→ PROBLEM STATEMENT: Determine how many lines of this material contain "timestamp". Give only the number.

──────

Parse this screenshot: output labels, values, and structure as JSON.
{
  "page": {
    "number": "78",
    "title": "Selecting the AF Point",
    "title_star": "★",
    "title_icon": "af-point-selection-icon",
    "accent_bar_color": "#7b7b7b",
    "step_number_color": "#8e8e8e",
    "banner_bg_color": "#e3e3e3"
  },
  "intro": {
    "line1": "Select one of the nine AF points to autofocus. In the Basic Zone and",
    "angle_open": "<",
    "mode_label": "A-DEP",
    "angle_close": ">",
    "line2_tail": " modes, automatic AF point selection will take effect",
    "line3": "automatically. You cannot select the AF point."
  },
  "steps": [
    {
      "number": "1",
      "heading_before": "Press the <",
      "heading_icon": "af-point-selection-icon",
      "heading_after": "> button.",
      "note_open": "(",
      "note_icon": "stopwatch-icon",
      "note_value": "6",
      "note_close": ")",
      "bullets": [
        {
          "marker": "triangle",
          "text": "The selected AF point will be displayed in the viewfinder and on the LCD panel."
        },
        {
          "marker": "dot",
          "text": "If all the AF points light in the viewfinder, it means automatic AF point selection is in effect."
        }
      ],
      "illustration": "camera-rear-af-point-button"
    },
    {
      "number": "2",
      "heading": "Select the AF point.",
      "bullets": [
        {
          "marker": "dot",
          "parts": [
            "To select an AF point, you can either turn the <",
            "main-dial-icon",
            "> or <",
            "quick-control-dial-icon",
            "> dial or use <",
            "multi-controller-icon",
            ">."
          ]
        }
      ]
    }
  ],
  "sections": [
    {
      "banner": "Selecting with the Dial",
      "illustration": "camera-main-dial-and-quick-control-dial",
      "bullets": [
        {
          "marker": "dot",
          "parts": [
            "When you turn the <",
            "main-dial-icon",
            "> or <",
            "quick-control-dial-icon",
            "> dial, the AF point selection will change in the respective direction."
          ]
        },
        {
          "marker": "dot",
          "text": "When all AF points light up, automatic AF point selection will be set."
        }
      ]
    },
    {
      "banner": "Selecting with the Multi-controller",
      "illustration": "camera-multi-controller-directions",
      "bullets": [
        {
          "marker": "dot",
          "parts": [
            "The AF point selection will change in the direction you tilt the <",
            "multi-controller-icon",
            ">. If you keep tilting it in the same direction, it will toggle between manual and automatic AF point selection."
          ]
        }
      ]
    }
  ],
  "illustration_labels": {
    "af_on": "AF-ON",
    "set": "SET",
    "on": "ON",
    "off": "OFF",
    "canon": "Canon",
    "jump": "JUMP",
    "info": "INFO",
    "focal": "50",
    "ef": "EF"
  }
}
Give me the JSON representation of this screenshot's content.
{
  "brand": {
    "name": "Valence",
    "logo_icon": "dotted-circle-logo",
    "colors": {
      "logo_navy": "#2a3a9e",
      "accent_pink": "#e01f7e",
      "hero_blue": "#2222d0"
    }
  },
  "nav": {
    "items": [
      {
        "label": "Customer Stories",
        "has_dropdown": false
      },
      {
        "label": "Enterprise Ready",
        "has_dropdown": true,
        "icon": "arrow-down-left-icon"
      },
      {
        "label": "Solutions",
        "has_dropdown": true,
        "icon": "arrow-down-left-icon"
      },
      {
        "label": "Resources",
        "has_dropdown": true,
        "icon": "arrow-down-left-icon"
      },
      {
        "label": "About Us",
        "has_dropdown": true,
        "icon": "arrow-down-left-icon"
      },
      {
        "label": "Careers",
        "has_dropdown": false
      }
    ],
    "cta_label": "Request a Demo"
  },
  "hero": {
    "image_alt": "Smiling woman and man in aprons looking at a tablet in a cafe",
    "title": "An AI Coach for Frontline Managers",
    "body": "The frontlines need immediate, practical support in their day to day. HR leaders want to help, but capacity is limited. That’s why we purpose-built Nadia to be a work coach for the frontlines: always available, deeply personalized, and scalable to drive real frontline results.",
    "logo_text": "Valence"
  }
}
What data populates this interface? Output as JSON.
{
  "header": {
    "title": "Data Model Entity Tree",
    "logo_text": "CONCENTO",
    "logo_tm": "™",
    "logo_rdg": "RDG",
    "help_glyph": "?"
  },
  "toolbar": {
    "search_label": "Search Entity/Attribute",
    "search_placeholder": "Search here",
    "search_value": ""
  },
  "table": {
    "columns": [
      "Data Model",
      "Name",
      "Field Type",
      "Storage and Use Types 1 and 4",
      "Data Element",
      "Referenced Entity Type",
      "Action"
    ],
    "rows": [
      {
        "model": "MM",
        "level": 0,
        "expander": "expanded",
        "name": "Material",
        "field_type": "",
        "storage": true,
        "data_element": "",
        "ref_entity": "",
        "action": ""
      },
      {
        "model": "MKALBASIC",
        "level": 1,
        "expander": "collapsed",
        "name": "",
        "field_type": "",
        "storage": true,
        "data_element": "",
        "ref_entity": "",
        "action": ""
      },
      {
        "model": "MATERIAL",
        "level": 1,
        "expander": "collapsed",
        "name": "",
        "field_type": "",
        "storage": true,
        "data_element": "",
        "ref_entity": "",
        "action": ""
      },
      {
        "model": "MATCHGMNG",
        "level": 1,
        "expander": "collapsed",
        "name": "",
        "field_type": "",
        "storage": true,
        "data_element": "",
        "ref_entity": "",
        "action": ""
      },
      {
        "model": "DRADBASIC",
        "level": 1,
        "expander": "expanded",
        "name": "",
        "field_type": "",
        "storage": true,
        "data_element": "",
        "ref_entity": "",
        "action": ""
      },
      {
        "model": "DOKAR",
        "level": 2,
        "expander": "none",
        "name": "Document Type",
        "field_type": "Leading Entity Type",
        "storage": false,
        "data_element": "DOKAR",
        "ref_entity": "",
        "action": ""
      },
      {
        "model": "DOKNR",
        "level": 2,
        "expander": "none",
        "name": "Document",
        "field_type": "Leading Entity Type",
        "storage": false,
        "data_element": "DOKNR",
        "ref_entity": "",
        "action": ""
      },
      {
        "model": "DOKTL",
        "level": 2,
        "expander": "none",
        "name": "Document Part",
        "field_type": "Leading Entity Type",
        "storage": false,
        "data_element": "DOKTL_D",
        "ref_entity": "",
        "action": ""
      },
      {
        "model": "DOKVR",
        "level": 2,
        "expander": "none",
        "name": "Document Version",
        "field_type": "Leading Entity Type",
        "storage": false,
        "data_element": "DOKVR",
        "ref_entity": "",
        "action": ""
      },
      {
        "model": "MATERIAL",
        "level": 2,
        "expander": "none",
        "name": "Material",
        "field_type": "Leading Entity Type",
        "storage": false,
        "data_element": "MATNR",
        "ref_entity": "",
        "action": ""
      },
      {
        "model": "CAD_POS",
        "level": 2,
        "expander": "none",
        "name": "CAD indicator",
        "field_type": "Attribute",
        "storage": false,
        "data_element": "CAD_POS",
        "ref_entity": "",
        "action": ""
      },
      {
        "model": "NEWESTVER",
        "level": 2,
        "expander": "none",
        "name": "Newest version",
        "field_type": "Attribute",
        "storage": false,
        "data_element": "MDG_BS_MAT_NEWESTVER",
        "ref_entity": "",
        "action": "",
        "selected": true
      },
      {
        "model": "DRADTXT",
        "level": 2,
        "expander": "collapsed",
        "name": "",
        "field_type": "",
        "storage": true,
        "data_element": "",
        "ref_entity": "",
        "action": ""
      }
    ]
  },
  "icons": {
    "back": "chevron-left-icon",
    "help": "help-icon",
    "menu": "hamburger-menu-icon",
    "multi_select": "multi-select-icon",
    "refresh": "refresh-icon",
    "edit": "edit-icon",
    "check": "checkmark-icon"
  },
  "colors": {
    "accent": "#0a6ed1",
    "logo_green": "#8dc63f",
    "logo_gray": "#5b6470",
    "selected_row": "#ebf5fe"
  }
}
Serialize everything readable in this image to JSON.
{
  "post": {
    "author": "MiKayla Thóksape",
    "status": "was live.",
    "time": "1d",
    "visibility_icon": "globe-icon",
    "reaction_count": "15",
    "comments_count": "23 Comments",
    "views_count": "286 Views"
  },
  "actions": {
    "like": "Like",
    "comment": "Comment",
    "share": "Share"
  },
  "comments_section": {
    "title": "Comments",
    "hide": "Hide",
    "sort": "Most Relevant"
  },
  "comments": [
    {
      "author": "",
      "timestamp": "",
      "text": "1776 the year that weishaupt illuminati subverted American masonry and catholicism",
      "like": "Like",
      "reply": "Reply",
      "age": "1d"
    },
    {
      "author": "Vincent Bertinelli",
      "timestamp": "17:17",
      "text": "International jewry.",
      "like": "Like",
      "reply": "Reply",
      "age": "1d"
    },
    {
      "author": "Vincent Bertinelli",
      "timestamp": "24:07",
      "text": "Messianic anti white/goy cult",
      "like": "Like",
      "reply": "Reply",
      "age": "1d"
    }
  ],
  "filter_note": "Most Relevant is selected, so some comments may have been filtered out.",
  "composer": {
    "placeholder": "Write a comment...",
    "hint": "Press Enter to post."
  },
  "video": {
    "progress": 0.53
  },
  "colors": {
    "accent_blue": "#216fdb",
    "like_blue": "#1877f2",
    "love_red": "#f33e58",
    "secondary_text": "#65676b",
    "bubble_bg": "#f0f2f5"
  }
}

──────

→ EXPECTED ANSWER: 3